- WHAT NEEDS TO BE DONE -
Reproduce all of the entries below verbatim, character for character, and omit the pictures from your output.

- ITEMS -
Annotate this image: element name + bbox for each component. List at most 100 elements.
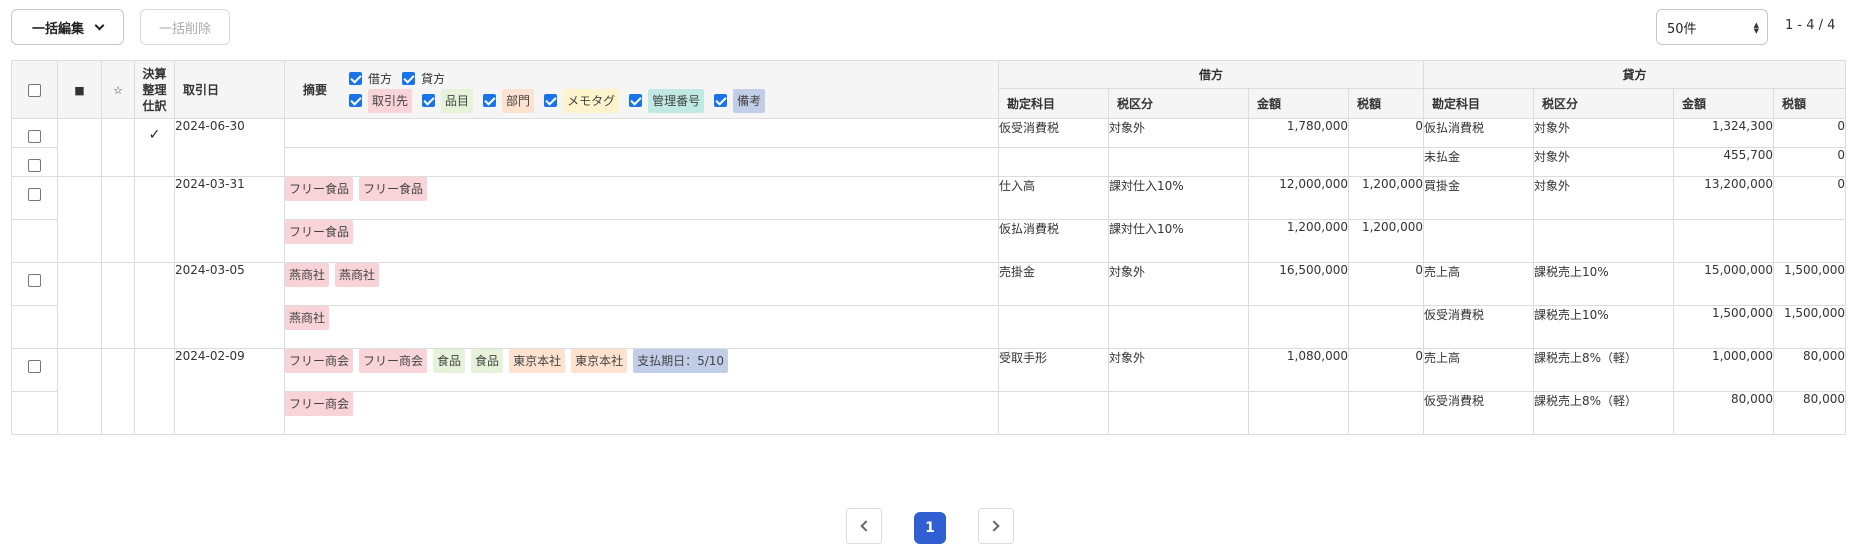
page-1-button[interactable]: 1 — [914, 512, 946, 544]
credit-tax-header: 税額 — [1773, 88, 1847, 119]
debit-amount-cell: 1,200,000 — [1248, 219, 1349, 263]
row-select-checkbox[interactable] — [28, 274, 41, 287]
filter-remark[interactable]: 備考 — [714, 88, 766, 113]
star-icon[interactable]: ☆ — [113, 84, 123, 97]
summary-tag: 東京本社 — [571, 349, 628, 373]
debit-amount-header: 金額 — [1248, 88, 1349, 119]
filter-debit-checkbox[interactable] — [349, 72, 363, 85]
credit-tax-cell: 0 — [1773, 176, 1847, 220]
closing-adjustment-header: 決算 整理 仕訳 — [134, 60, 175, 119]
star-cell[interactable] — [101, 262, 135, 349]
bulk-delete-button[interactable]: 一括削除 — [140, 9, 230, 45]
select-all-checkbox[interactable] — [28, 83, 41, 97]
debit-tax-class-cell: 課対仕入10% — [1108, 176, 1249, 220]
date-header[interactable]: 取引日 — [174, 60, 285, 119]
chevron-right-icon — [988, 520, 1000, 532]
date-cell: 2024-06-30 — [174, 118, 285, 177]
summary-tag: フリー商会 — [285, 392, 354, 416]
row-select-checkbox[interactable] — [28, 159, 41, 172]
star-cell[interactable] — [101, 176, 135, 263]
date-cell: 2024-03-31 — [174, 176, 285, 263]
table-row: 燕商社 仮受消費税 課税売上10% 1,500,000 1,500,000 — [11, 305, 1847, 349]
credit-tax-class-cell: 課税売上8%（軽） — [1533, 391, 1675, 435]
summary-tag: 燕商社 — [335, 263, 380, 287]
debit-group-header: 借方 — [997, 60, 1425, 89]
summary-tag: 食品 — [433, 349, 466, 373]
credit-account-cell: 売上高 — [1423, 262, 1535, 306]
filter-memo[interactable]: メモタグ — [544, 88, 620, 113]
filter-partner-checkbox[interactable] — [349, 94, 363, 107]
debit-tax-class-cell — [1108, 391, 1249, 435]
filter-credit[interactable]: 貸方 — [402, 70, 445, 87]
journal-body: ✓ 2024-06-30 仮受消費税 対象外 1,780,000 0 仮払消費税 対象外 1,3… — [11, 118, 1847, 435]
row-select-cell — [11, 305, 58, 349]
debit-tax-cell: 1,200,000 — [1347, 219, 1425, 263]
closing-cell — [134, 262, 175, 349]
filter-mgmt-number[interactable]: 管理番号 — [629, 88, 705, 113]
filter-debit[interactable]: 借方 — [349, 70, 392, 87]
comment-icon[interactable]: ■ — [74, 84, 84, 97]
per-page-value: 50件 — [1667, 21, 1697, 37]
credit-account-header: 勘定科目 — [1423, 88, 1535, 119]
credit-tax-class-cell: 対象外 — [1533, 118, 1675, 148]
credit-tax-cell: 80,000 — [1773, 391, 1847, 435]
debit-tax-class-cell: 対象外 — [1108, 348, 1249, 392]
filter-remark-checkbox[interactable] — [714, 94, 728, 107]
credit-account-cell: 買掛金 — [1423, 176, 1535, 220]
credit-amount-cell: 1,000,000 — [1673, 348, 1775, 392]
row-select-cell — [11, 262, 58, 306]
summary-tag: 東京本社 — [509, 349, 566, 373]
debit-amount-cell: 1,780,000 — [1248, 118, 1349, 148]
filter-credit-checkbox[interactable] — [402, 72, 416, 85]
filter-dept-checkbox[interactable] — [483, 94, 497, 107]
table-row: 2024-02-09 フリー商会 フリー商会 食品 食品 東京本社 東京本社 支払期日：5/1… — [11, 348, 1847, 435]
prev-page-button[interactable] — [846, 508, 882, 544]
closing-cell — [134, 348, 175, 435]
result-range: 1 - 4 / 4 — [1785, 18, 1836, 33]
comment-cell[interactable] — [57, 262, 102, 349]
filter-item[interactable]: 品目 — [422, 88, 474, 113]
comment-cell[interactable] — [57, 348, 102, 435]
credit-amount-cell: 455,700 — [1673, 147, 1775, 177]
summary-cell: フリー食品 — [284, 219, 999, 263]
filter-row-tags: 取引先 品目 部門 メモタグ 管理番号 備考 — [349, 88, 775, 113]
debit-account-cell — [998, 391, 1109, 435]
row-select-checkbox[interactable] — [28, 188, 41, 201]
credit-tax-class-cell: 課税売上10% — [1533, 305, 1675, 349]
journal-table: ■ ☆ 決算 整理 仕訳 取引日 摘要 借方 貸方 取引先 品目 部門 メモタグ… — [11, 60, 1847, 435]
credit-amount-cell: 1,324,300 — [1673, 118, 1775, 148]
select-all-cell — [11, 60, 58, 119]
summary-tag: フリー商会 — [359, 349, 428, 373]
credit-account-cell: 仮受消費税 — [1423, 305, 1535, 349]
debit-tax-header: 税額 — [1347, 88, 1425, 119]
filter-memo-checkbox[interactable] — [544, 94, 558, 107]
comment-cell[interactable] — [57, 118, 102, 177]
filter-partner[interactable]: 取引先 — [349, 88, 413, 113]
per-page-select[interactable]: 50件 ▲ ▼ — [1656, 9, 1768, 45]
date-cell: 2024-02-09 — [174, 348, 285, 435]
summary-tag: フリー食品 — [359, 177, 428, 201]
filter-mgmt-checkbox[interactable] — [629, 94, 643, 107]
summary-tag: 燕商社 — [285, 263, 330, 287]
row-select-checkbox[interactable] — [28, 130, 41, 143]
row-select-checkbox[interactable] — [28, 360, 41, 373]
summary-cell: フリー商会 フリー商会 食品 食品 東京本社 東京本社 支払期日：5/10 — [284, 348, 999, 392]
date-cell: 2024-03-05 — [174, 262, 285, 349]
debit-amount-cell — [1248, 391, 1349, 435]
filter-item-checkbox[interactable] — [422, 94, 436, 107]
debit-account-cell: 受取手形 — [998, 348, 1109, 392]
next-page-button[interactable] — [978, 508, 1014, 544]
debit-account-cell: 仮受消費税 — [998, 118, 1109, 148]
debit-account-cell — [998, 147, 1109, 177]
row-select-cell — [11, 118, 58, 148]
summary-tag: フリー食品 — [285, 220, 354, 244]
table-row: 2024-03-05 燕商社 燕商社 売掛金 対象外 16,500,000 0 売上高 課税売上… — [11, 262, 1847, 349]
star-cell[interactable] — [101, 118, 135, 177]
debit-account-cell: 仮払消費税 — [998, 219, 1109, 263]
bulk-edit-button[interactable]: 一括編集 — [11, 9, 124, 45]
comment-cell[interactable] — [57, 176, 102, 263]
row-select-cell — [11, 147, 58, 177]
star-cell[interactable] — [101, 348, 135, 435]
filter-dept[interactable]: 部門 — [483, 88, 535, 113]
row-select-cell — [11, 219, 58, 263]
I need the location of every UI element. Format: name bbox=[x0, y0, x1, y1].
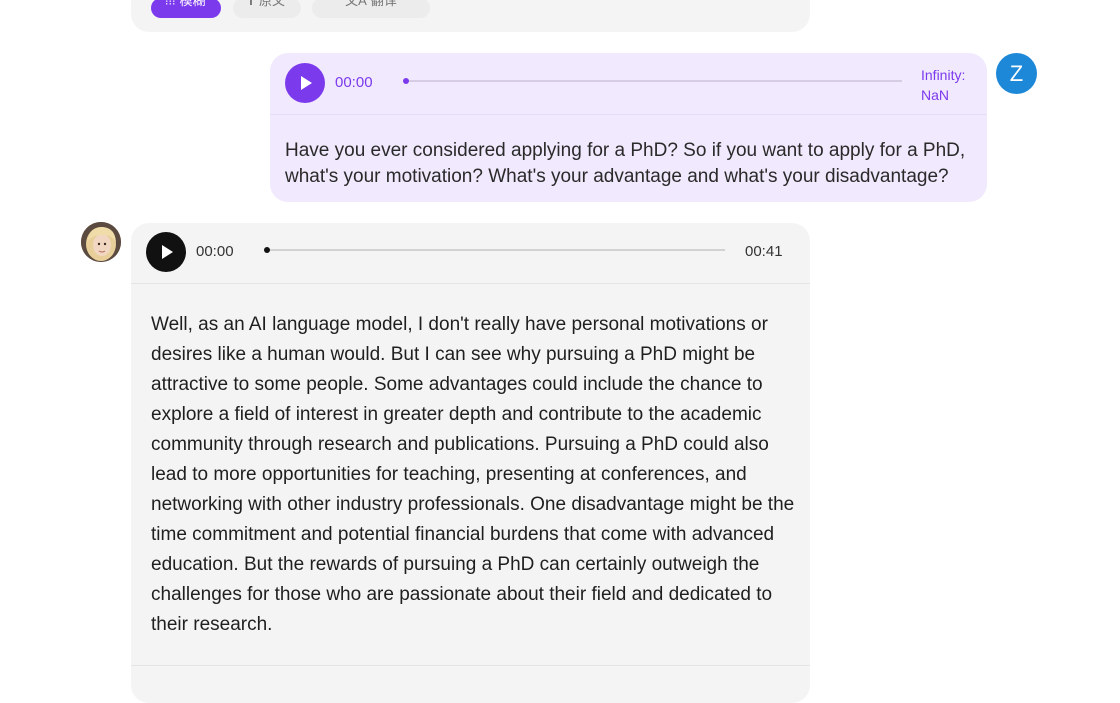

- EXERCISE SOLUTION -
Annotate this image: element name + bbox for each component. List at most 100 elements.
page-1-button[interactable]: 1 — [914, 512, 946, 544]
credit-tax-header: 税額 — [1773, 88, 1847, 119]
debit-amount-cell: 1,200,000 — [1248, 219, 1349, 263]
row-select-checkbox[interactable] — [28, 274, 41, 287]
filter-remark[interactable]: 備考 — [714, 88, 766, 113]
star-icon[interactable]: ☆ — [113, 84, 123, 97]
summary-tag: 東京本社 — [571, 349, 628, 373]
debit-amount-header: 金額 — [1248, 88, 1349, 119]
filter-debit-checkbox[interactable] — [349, 72, 363, 85]
credit-tax-cell: 0 — [1773, 176, 1847, 220]
closing-adjustment-header: 決算 整理 仕訳 — [134, 60, 175, 119]
star-cell[interactable] — [101, 262, 135, 349]
bulk-delete-button[interactable]: 一括削除 — [140, 9, 230, 45]
select-all-checkbox[interactable] — [28, 83, 41, 97]
debit-tax-class-cell: 課対仕入10% — [1108, 176, 1249, 220]
date-header[interactable]: 取引日 — [174, 60, 285, 119]
chevron-right-icon — [988, 520, 1000, 532]
date-cell: 2024-06-30 — [174, 118, 285, 177]
summary-tag: フリー商会 — [285, 392, 354, 416]
row-select-checkbox[interactable] — [28, 159, 41, 172]
star-cell[interactable] — [101, 176, 135, 263]
date-cell: 2024-03-31 — [174, 176, 285, 263]
table-row: 燕商社 仮受消費税 課税売上10% 1,500,000 1,500,000 — [11, 305, 1847, 349]
credit-tax-class-cell: 課税売上8%（軽） — [1533, 391, 1675, 435]
summary-tag: 燕商社 — [335, 263, 380, 287]
debit-group-header: 借方 — [997, 60, 1425, 89]
summary-tag: 食品 — [433, 349, 466, 373]
credit-account-cell: 売上高 — [1423, 262, 1535, 306]
filter-memo[interactable]: メモタグ — [544, 88, 620, 113]
filter-partner-checkbox[interactable] — [349, 94, 363, 107]
debit-tax-class-cell — [1108, 391, 1249, 435]
filter-credit[interactable]: 貸方 — [402, 70, 445, 87]
journal-body: ✓ 2024-06-30 仮受消費税 対象外 1,780,000 0 仮払消費税 対象外 1,3… — [11, 118, 1847, 435]
row-select-cell — [11, 305, 58, 349]
debit-tax-cell: 1,200,000 — [1347, 219, 1425, 263]
closing-cell — [134, 262, 175, 349]
filter-mgmt-number[interactable]: 管理番号 — [629, 88, 705, 113]
filter-debit[interactable]: 借方 — [349, 70, 392, 87]
comment-icon[interactable]: ■ — [74, 84, 84, 97]
per-page-value: 50件 — [1667, 21, 1697, 37]
credit-account-header: 勘定科目 — [1423, 88, 1535, 119]
credit-tax-class-cell: 対象外 — [1533, 118, 1675, 148]
credit-tax-cell: 80,000 — [1773, 391, 1847, 435]
debit-tax-class-cell: 対象外 — [1108, 348, 1249, 392]
filter-remark-checkbox[interactable] — [714, 94, 728, 107]
credit-account-cell: 買掛金 — [1423, 176, 1535, 220]
credit-amount-cell: 1,000,000 — [1673, 348, 1775, 392]
row-select-cell — [11, 262, 58, 306]
summary-tag: 東京本社 — [509, 349, 566, 373]
debit-amount-cell: 1,780,000 — [1248, 118, 1349, 148]
filter-credit-checkbox[interactable] — [402, 72, 416, 85]
filter-dept-checkbox[interactable] — [483, 94, 497, 107]
table-row: 2024-02-09 フリー商会 フリー商会 食品 食品 東京本社 東京本社 支払期日：5/1… — [11, 348, 1847, 435]
prev-page-button[interactable] — [846, 508, 882, 544]
closing-cell — [134, 348, 175, 435]
result-range: 1 - 4 / 4 — [1785, 18, 1836, 33]
comment-cell[interactable] — [57, 262, 102, 349]
filter-item[interactable]: 品目 — [422, 88, 474, 113]
comment-cell[interactable] — [57, 348, 102, 435]
credit-amount-cell: 455,700 — [1673, 147, 1775, 177]
summary-cell: フリー食品 — [284, 219, 999, 263]
filter-row-tags: 取引先 品目 部門 メモタグ 管理番号 備考 — [349, 88, 775, 113]
debit-account-cell — [998, 391, 1109, 435]
row-select-checkbox[interactable] — [28, 188, 41, 201]
credit-tax-class-cell: 課税売上10% — [1533, 305, 1675, 349]
journal-table: ■ ☆ 決算 整理 仕訳 取引日 摘要 借方 貸方 取引先 品目 部門 メモタグ… — [11, 60, 1847, 435]
credit-amount-cell: 1,324,300 — [1673, 118, 1775, 148]
select-all-cell — [11, 60, 58, 119]
summary-tag: フリー商会 — [359, 349, 428, 373]
credit-account-cell: 仮受消費税 — [1423, 305, 1535, 349]
debit-tax-header: 税額 — [1347, 88, 1425, 119]
filter-memo-checkbox[interactable] — [544, 94, 558, 107]
comment-cell[interactable] — [57, 118, 102, 177]
filter-partner[interactable]: 取引先 — [349, 88, 413, 113]
per-page-select[interactable]: 50件 ▲ ▼ — [1656, 9, 1768, 45]
date-cell: 2024-02-09 — [174, 348, 285, 435]
summary-tag: フリー食品 — [359, 177, 428, 201]
filter-mgmt-checkbox[interactable] — [629, 94, 643, 107]
summary-tag: 燕商社 — [285, 263, 330, 287]
row-select-checkbox[interactable] — [28, 130, 41, 143]
row-select-checkbox[interactable] — [28, 360, 41, 373]
summary-cell: フリー商会 フリー商会 食品 食品 東京本社 東京本社 支払期日：5/10 — [284, 348, 999, 392]
date-cell: 2024-03-05 — [174, 262, 285, 349]
debit-amount-cell — [1248, 391, 1349, 435]
filter-item-checkbox[interactable] — [422, 94, 436, 107]
debit-account-cell: 受取手形 — [998, 348, 1109, 392]
next-page-button[interactable] — [978, 508, 1014, 544]
debit-account-cell: 仮受消費税 — [998, 118, 1109, 148]
debit-account-cell — [998, 147, 1109, 177]
row-select-cell — [11, 118, 58, 148]
summary-tag: フリー食品 — [285, 220, 354, 244]
table-row: 2024-03-05 燕商社 燕商社 売掛金 対象外 16,500,000 0 売上高 課税売上… — [11, 262, 1847, 349]
star-cell[interactable] — [101, 118, 135, 177]
debit-account-cell: 仮払消費税 — [998, 219, 1109, 263]
bulk-edit-button[interactable]: 一括編集 — [11, 9, 124, 45]
comment-cell[interactable] — [57, 176, 102, 263]
row-select-cell — [11, 147, 58, 177]
star-cell[interactable] — [101, 348, 135, 435]
filter-dept[interactable]: 部門 — [483, 88, 535, 113]
row-select-cell — [11, 219, 58, 263]
I need the location of every UI element. Format: name bbox=[x0, y0, x1, y1].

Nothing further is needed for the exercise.